Work to be completed – Write out each line exactly as given. Leave the pictures out of your copy.

Dataset start

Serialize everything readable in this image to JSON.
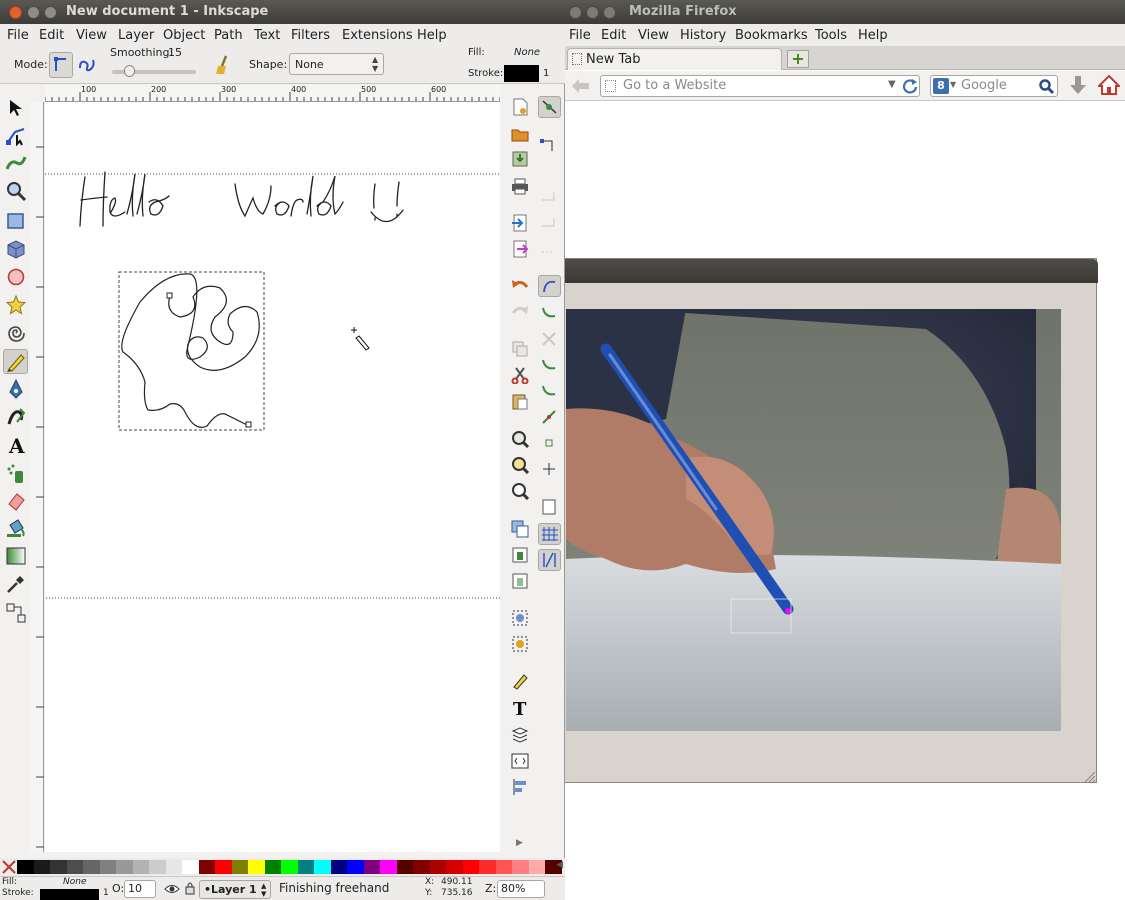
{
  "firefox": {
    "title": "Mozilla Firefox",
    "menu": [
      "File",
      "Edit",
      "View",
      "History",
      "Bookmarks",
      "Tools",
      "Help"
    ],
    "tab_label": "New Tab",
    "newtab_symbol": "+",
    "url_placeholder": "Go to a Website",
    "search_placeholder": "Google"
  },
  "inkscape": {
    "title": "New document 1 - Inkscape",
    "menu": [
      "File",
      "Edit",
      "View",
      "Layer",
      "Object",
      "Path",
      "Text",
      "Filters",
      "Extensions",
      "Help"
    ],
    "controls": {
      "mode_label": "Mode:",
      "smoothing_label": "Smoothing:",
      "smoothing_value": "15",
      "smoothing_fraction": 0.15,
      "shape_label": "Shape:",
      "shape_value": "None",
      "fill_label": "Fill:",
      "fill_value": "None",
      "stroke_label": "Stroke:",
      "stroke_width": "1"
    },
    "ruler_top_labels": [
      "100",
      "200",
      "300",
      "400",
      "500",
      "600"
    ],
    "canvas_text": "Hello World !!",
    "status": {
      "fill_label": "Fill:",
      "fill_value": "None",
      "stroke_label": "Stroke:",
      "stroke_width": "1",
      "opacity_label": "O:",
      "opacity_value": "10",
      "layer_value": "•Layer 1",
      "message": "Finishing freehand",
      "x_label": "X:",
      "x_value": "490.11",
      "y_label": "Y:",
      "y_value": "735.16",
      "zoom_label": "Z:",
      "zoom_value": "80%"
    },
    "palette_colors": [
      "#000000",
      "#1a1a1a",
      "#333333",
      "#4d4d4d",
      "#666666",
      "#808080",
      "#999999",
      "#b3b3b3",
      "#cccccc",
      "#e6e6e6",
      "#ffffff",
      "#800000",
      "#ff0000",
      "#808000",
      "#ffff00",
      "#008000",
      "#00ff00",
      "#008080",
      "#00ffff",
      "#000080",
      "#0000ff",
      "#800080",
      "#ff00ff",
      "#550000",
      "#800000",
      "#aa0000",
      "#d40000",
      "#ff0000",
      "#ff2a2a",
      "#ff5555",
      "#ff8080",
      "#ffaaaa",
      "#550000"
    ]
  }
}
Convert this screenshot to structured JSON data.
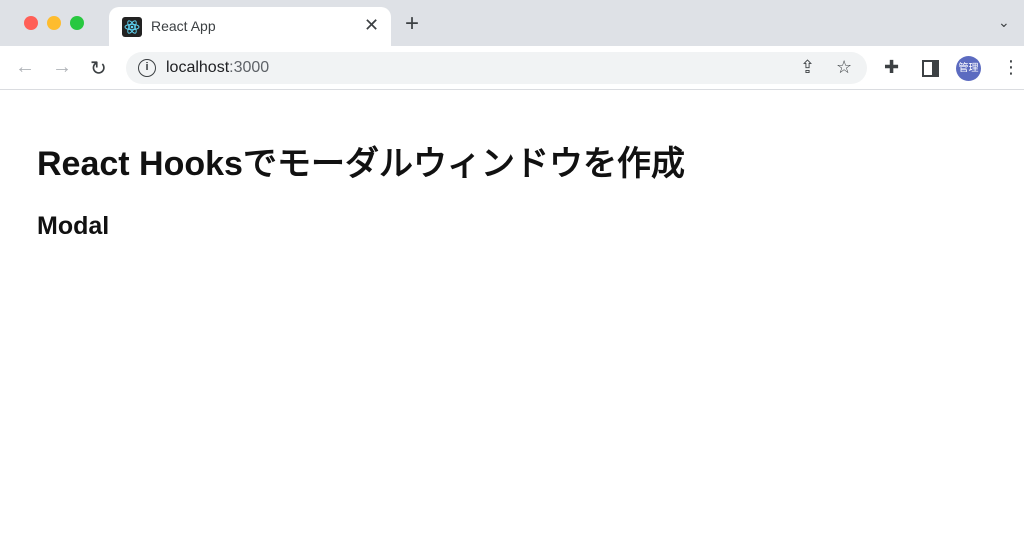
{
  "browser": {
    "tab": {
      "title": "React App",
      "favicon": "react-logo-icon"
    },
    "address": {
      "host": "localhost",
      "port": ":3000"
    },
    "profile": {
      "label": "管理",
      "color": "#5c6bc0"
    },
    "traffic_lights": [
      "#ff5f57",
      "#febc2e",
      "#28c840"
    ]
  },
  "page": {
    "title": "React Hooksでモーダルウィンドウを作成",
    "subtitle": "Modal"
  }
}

Dataset end

Result –
Serialize everything readable in this image to JSON.
{
  "firefox": {
    "title": "Mozilla Firefox",
    "menu": [
      "File",
      "Edit",
      "View",
      "History",
      "Bookmarks",
      "Tools",
      "Help"
    ],
    "tab_label": "New Tab",
    "newtab_symbol": "+",
    "url_placeholder": "Go to a Website",
    "search_placeholder": "Google"
  },
  "inkscape": {
    "title": "New document 1 - Inkscape",
    "menu": [
      "File",
      "Edit",
      "View",
      "Layer",
      "Object",
      "Path",
      "Text",
      "Filters",
      "Extensions",
      "Help"
    ],
    "controls": {
      "mode_label": "Mode:",
      "smoothing_label": "Smoothing:",
      "smoothing_value": "15",
      "smoothing_fraction": 0.15,
      "shape_label": "Shape:",
      "shape_value": "None",
      "fill_label": "Fill:",
      "fill_value": "None",
      "stroke_label": "Stroke:",
      "stroke_width": "1"
    },
    "ruler_top_labels": [
      "100",
      "200",
      "300",
      "400",
      "500",
      "600"
    ],
    "canvas_text": "Hello World !!",
    "status": {
      "fill_label": "Fill:",
      "fill_value": "None",
      "stroke_label": "Stroke:",
      "stroke_width": "1",
      "opacity_label": "O:",
      "opacity_value": "10",
      "layer_value": "•Layer 1",
      "message": "Finishing freehand",
      "x_label": "X:",
      "x_value": "490.11",
      "y_label": "Y:",
      "y_value": "735.16",
      "zoom_label": "Z:",
      "zoom_value": "80%"
    },
    "palette_colors": [
      "#000000",
      "#1a1a1a",
      "#333333",
      "#4d4d4d",
      "#666666",
      "#808080",
      "#999999",
      "#b3b3b3",
      "#cccccc",
      "#e6e6e6",
      "#ffffff",
      "#800000",
      "#ff0000",
      "#808000",
      "#ffff00",
      "#008000",
      "#00ff00",
      "#008080",
      "#00ffff",
      "#000080",
      "#0000ff",
      "#800080",
      "#ff00ff",
      "#550000",
      "#800000",
      "#aa0000",
      "#d40000",
      "#ff0000",
      "#ff2a2a",
      "#ff5555",
      "#ff8080",
      "#ffaaaa",
      "#550000"
    ]
  }
}
Convert this screenshot to structured JSON data.
{
  "browser": {
    "tab": {
      "title": "React App",
      "favicon": "react-logo-icon"
    },
    "address": {
      "host": "localhost",
      "port": ":3000"
    },
    "profile": {
      "label": "管理",
      "color": "#5c6bc0"
    },
    "traffic_lights": [
      "#ff5f57",
      "#febc2e",
      "#28c840"
    ]
  },
  "page": {
    "title": "React Hooksでモーダルウィンドウを作成",
    "subtitle": "Modal"
  }
}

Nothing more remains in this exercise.